**Instructions for the task**
State the number of lines that contain "relative", with no other text.

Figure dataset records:
==================================================

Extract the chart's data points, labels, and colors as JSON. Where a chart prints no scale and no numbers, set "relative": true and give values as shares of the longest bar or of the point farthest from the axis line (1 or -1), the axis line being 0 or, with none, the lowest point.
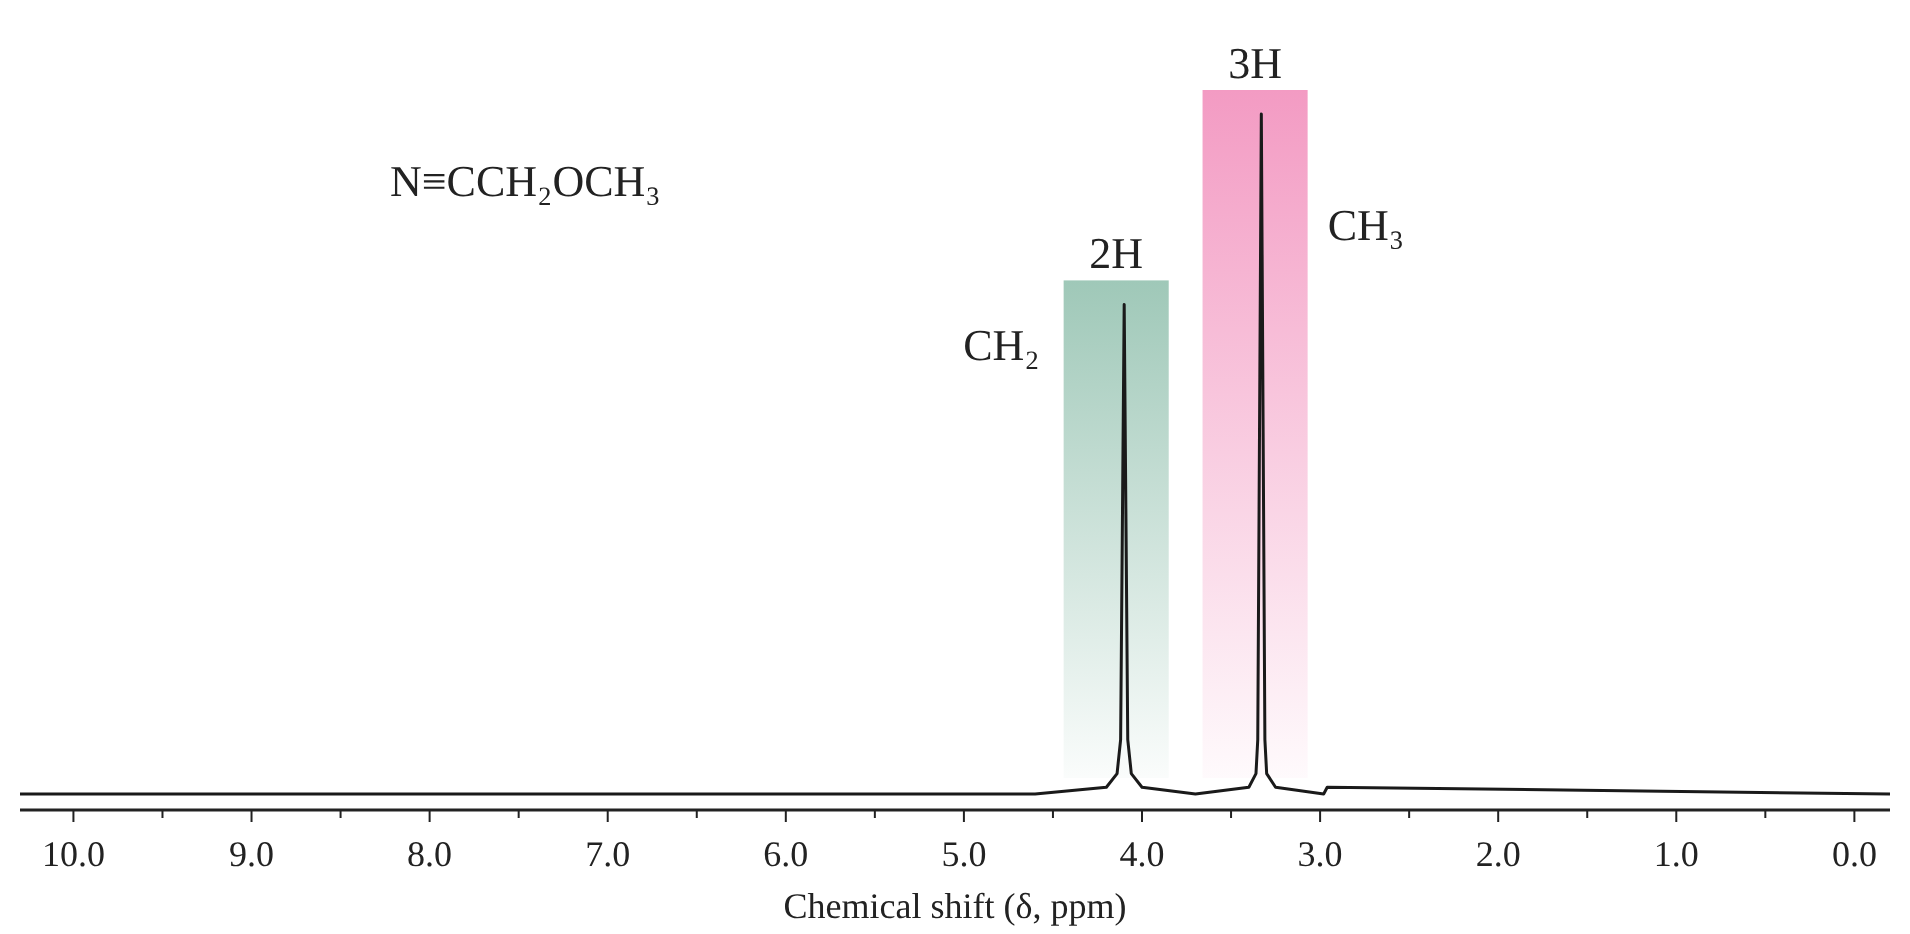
{
  "chart_data": {
    "type": "line",
    "relative": true,
    "xlabel": "Chemical shift (δ, ppm)",
    "xlim": [
      10.3,
      -0.2
    ],
    "xticks": [
      {
        "value": 10,
        "label": "10.0"
      },
      {
        "value": 9.5,
        "label": null
      },
      {
        "value": 9,
        "label": "9.0"
      },
      {
        "value": 8.5,
        "label": null
      },
      {
        "value": 8,
        "label": "8.0"
      },
      {
        "value": 7.5,
        "label": null
      },
      {
        "value": 7,
        "label": "7.0"
      },
      {
        "value": 6.5,
        "label": null
      },
      {
        "value": 6,
        "label": "6.0"
      },
      {
        "value": 5.5,
        "label": null
      },
      {
        "value": 5,
        "label": "5.0"
      },
      {
        "value": 4.5,
        "label": null
      },
      {
        "value": 4,
        "label": "4.0"
      },
      {
        "value": 3.5,
        "label": null
      },
      {
        "value": 3,
        "label": "3.0"
      },
      {
        "value": 2.5,
        "label": null
      },
      {
        "value": 2,
        "label": "2.0"
      },
      {
        "value": 1.5,
        "label": null
      },
      {
        "value": 1,
        "label": "1.0"
      },
      {
        "value": 0.5,
        "label": null
      },
      {
        "value": 0,
        "label": "0.0"
      }
    ],
    "series": [
      {
        "color": "#1a1a1a",
        "x": [
          10.3,
          4.6,
          4.2,
          4.14,
          4.12,
          4.1,
          4.08,
          4.06,
          4.0,
          3.7,
          3.4,
          3.36,
          3.35,
          3.33,
          3.31,
          3.3,
          3.25,
          2.98,
          2.96,
          -0.2
        ],
        "values": [
          0,
          0,
          0.01,
          0.03,
          0.08,
          0.72,
          0.08,
          0.03,
          0.01,
          0,
          0.01,
          0.03,
          0.08,
          1,
          0.08,
          0.03,
          0.01,
          0,
          0.01,
          0
        ]
      }
    ],
    "bands": [
      {
        "axis": "x",
        "from": 4.44,
        "to": 3.85,
        "label": "2H",
        "color": "#9fc8b8"
      },
      {
        "axis": "x",
        "from": 3.66,
        "to": 3.07,
        "label": "3H",
        "color": "#f39bc3"
      }
    ],
    "annotations": [
      "CH₂",
      "CH₃",
      "N≡CCH₂OCH₃"
    ],
    "grid": false,
    "marker": "none",
    "line_style": "solid"
  }
}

==================================================

**Output for this exercise**
2